- Exercise aim -
Count lines with the string "درجه" in them. State the number alone.

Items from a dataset
---+---
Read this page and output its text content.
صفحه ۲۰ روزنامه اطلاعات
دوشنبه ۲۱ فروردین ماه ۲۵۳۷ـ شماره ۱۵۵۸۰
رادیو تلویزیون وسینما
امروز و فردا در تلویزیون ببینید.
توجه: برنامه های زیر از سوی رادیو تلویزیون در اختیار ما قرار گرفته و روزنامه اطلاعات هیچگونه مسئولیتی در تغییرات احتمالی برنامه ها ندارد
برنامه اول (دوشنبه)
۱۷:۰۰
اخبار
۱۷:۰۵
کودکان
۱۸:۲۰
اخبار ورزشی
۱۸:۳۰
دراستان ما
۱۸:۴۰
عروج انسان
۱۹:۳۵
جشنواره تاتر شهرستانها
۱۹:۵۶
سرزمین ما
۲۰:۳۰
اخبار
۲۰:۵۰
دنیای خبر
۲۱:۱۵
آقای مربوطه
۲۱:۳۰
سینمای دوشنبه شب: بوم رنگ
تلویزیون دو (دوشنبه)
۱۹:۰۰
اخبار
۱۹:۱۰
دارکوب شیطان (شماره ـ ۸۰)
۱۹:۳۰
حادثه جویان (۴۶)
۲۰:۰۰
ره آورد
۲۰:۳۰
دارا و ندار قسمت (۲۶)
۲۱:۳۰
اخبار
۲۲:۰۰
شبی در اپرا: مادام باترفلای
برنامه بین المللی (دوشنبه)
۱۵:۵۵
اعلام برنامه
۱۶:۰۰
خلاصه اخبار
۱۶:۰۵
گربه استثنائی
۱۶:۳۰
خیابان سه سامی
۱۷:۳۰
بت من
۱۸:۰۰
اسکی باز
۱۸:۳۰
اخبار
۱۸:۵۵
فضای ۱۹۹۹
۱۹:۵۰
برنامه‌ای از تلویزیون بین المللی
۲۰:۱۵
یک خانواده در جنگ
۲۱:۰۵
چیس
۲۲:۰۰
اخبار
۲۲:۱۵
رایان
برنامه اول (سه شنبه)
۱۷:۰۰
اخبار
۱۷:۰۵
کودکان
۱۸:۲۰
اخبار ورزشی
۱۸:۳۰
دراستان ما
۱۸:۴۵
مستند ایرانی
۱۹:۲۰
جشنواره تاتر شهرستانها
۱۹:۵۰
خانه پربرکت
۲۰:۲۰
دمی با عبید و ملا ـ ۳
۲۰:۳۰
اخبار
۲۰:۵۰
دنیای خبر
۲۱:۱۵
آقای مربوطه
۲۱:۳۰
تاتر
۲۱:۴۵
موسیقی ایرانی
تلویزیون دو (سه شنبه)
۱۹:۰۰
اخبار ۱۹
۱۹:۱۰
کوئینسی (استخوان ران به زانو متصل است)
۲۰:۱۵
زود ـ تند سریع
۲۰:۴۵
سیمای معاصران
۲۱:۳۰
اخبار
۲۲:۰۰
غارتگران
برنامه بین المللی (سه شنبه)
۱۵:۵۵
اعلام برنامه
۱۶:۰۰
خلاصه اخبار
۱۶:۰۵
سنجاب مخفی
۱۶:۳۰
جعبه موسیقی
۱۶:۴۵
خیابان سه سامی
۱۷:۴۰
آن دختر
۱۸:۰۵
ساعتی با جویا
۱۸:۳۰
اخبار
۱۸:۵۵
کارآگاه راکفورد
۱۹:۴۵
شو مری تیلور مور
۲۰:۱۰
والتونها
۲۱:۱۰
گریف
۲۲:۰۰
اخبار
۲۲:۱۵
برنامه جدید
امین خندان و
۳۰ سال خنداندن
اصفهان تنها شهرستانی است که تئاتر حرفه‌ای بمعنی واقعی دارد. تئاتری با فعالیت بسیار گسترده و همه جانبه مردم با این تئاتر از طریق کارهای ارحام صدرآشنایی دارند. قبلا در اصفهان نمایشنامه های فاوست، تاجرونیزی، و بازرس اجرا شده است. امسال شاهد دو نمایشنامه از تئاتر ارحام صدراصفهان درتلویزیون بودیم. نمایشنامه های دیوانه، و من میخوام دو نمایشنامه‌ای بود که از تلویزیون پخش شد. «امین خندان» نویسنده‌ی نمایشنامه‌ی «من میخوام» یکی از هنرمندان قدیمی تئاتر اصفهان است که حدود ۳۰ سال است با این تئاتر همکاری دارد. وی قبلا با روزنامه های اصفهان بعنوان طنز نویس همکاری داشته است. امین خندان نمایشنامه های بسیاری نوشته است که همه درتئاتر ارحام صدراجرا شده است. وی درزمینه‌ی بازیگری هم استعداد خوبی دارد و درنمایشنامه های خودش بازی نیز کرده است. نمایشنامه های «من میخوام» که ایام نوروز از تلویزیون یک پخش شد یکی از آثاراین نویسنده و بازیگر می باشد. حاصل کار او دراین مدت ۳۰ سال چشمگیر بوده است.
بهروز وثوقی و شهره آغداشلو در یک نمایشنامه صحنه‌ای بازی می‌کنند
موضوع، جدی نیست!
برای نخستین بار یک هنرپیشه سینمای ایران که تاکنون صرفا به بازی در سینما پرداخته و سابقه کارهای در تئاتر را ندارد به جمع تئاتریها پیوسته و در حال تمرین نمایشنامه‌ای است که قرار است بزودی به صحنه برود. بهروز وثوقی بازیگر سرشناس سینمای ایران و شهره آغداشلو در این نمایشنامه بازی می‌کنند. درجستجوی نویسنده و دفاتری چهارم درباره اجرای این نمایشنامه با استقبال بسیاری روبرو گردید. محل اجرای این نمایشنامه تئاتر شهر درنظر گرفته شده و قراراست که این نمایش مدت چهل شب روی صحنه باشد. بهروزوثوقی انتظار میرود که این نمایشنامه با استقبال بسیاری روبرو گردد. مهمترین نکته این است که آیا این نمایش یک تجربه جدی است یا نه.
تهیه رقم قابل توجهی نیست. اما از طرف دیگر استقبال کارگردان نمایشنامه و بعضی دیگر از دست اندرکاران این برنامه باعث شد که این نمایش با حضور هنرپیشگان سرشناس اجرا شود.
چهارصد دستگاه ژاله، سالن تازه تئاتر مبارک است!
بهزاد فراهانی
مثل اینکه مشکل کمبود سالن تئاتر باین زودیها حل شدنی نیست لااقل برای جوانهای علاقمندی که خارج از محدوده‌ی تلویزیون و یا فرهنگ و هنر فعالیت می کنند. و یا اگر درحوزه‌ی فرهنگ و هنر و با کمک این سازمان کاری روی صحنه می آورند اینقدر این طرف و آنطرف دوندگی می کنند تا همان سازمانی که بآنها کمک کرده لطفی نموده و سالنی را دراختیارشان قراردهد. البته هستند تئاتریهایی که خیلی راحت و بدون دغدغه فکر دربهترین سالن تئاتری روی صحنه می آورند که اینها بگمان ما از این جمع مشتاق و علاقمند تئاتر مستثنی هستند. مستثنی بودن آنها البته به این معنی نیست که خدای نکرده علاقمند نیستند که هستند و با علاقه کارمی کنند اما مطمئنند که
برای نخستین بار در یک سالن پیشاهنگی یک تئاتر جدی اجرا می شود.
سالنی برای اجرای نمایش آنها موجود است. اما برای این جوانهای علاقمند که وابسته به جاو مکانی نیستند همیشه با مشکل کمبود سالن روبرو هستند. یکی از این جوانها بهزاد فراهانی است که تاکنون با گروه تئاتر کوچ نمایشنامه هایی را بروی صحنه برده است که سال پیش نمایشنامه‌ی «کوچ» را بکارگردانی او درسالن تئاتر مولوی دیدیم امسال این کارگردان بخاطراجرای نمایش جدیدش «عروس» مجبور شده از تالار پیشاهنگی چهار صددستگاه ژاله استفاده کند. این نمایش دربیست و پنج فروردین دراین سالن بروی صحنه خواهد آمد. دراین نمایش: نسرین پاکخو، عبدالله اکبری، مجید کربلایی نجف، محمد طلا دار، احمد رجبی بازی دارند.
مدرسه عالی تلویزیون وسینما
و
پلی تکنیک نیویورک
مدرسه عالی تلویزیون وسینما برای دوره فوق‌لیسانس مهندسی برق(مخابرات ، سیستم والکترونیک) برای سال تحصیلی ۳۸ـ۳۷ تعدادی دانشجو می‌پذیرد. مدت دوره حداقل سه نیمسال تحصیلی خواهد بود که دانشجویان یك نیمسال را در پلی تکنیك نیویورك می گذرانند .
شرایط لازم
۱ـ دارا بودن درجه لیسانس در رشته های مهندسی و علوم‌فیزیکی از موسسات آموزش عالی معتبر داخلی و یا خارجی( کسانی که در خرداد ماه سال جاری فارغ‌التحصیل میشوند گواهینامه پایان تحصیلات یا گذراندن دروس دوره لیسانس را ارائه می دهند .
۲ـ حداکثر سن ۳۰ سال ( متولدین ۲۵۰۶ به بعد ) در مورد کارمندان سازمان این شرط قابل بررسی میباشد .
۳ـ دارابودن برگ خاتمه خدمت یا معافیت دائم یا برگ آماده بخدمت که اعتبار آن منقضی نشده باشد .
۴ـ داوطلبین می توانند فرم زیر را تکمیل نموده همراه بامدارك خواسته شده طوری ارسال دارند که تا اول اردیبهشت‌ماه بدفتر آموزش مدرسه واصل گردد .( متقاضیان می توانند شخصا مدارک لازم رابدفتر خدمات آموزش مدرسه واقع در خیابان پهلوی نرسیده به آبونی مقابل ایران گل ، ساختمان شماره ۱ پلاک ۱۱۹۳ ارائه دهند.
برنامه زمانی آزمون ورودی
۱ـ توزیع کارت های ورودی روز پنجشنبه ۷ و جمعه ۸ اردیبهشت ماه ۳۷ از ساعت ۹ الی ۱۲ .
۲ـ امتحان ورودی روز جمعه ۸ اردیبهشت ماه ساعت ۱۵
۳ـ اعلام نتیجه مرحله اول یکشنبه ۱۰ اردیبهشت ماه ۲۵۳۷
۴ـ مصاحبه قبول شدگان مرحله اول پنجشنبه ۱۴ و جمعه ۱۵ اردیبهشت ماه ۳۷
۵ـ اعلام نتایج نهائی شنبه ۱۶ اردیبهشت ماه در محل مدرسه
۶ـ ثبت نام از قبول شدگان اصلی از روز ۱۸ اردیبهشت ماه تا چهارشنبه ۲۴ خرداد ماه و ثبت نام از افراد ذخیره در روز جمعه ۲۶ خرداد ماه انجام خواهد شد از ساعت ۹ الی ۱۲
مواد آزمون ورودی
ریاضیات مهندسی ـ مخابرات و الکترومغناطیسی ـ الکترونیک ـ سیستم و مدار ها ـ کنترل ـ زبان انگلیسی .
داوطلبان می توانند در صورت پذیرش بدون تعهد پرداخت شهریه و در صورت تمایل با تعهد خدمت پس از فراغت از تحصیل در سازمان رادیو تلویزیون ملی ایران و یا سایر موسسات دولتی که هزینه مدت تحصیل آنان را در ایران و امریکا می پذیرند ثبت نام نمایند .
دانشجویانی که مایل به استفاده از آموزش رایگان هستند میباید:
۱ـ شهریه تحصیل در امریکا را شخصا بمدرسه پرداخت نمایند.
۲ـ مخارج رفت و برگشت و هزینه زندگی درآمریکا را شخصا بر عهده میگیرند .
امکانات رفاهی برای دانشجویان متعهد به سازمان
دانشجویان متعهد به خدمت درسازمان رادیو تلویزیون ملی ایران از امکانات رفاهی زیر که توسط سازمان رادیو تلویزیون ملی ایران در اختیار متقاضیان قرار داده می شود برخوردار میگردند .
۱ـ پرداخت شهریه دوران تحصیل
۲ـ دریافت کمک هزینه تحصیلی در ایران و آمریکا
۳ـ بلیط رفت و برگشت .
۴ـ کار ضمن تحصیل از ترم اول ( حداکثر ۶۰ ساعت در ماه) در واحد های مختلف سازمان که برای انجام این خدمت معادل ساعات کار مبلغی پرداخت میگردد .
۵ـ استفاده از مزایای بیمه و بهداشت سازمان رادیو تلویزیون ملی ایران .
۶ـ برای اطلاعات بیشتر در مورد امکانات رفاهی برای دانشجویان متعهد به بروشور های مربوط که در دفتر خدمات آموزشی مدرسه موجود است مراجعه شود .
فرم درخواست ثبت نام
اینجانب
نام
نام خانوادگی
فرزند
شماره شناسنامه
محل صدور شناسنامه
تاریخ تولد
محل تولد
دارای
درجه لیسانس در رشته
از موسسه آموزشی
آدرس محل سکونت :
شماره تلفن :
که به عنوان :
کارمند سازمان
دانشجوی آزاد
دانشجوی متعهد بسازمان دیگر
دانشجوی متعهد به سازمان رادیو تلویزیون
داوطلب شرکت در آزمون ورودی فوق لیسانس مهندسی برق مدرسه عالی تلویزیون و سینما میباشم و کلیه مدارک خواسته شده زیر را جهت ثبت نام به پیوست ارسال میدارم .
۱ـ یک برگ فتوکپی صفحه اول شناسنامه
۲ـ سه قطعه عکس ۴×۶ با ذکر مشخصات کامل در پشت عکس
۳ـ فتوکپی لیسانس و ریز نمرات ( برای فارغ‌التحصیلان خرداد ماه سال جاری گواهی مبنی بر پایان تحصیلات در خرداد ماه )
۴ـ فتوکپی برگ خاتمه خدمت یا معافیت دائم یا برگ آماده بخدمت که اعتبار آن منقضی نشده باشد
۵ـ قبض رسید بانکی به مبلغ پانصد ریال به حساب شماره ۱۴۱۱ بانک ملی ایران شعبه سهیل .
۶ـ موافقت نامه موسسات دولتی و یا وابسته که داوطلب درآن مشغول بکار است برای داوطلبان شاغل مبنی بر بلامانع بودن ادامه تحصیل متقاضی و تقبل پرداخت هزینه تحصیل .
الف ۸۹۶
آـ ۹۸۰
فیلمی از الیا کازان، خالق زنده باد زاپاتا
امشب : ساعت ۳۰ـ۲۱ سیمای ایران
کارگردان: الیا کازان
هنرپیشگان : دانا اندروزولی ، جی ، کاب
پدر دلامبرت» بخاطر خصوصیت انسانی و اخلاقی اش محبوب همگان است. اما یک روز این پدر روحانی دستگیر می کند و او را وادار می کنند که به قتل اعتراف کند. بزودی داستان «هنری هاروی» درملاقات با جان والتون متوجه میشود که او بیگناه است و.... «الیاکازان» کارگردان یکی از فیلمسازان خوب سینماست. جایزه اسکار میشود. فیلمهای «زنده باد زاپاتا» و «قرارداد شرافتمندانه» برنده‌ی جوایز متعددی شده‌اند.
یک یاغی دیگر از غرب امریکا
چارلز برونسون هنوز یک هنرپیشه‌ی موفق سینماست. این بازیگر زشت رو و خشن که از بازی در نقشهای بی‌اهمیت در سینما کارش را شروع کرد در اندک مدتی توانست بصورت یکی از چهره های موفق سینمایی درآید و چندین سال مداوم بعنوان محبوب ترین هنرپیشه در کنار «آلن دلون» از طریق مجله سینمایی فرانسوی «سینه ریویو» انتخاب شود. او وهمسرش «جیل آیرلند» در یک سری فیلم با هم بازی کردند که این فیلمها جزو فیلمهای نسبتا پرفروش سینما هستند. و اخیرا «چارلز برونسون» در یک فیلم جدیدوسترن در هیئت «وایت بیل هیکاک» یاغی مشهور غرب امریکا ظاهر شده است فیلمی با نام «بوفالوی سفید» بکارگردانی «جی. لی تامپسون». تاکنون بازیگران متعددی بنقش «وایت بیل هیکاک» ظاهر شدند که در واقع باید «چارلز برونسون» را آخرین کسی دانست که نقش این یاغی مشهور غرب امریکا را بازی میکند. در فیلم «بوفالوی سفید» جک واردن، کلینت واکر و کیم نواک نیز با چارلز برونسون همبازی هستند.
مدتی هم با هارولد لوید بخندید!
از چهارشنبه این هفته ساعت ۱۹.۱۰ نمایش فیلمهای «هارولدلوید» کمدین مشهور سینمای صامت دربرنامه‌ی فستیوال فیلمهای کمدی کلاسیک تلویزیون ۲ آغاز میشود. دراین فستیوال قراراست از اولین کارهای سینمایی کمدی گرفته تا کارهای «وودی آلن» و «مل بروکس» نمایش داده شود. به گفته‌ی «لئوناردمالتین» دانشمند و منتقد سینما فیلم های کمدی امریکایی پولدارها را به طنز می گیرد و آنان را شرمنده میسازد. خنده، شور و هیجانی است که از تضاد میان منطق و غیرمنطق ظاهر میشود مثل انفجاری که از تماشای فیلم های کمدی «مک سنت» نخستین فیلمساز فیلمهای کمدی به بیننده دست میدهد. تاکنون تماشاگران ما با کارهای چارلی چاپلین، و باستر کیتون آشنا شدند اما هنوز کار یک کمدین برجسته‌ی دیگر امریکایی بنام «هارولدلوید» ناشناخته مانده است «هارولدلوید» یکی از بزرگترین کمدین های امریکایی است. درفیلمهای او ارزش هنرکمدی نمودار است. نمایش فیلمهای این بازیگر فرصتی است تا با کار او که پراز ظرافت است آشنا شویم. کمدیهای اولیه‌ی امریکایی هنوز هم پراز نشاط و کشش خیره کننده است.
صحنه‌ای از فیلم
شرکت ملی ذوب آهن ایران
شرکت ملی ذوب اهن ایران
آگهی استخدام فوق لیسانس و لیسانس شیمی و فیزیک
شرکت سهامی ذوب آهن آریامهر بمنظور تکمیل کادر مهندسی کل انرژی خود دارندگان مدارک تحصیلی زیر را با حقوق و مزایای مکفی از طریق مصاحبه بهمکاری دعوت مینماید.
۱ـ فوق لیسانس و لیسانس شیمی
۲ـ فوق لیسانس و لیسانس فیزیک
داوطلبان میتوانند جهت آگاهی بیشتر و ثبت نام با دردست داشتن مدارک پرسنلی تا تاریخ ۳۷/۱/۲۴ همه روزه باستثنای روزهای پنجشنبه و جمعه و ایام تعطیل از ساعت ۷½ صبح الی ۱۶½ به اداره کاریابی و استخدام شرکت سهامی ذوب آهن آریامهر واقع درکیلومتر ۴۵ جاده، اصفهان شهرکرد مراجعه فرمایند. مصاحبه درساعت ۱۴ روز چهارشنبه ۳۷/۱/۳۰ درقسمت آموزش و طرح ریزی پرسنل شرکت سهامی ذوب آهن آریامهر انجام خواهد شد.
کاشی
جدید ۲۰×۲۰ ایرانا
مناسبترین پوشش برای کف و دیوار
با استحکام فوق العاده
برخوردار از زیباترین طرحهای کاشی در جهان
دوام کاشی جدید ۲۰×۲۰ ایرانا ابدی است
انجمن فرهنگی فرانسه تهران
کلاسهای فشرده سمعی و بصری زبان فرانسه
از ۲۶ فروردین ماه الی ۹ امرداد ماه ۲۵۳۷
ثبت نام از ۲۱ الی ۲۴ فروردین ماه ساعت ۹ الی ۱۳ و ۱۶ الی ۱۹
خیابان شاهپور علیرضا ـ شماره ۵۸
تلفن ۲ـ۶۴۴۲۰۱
---+---
- Expected answer -
2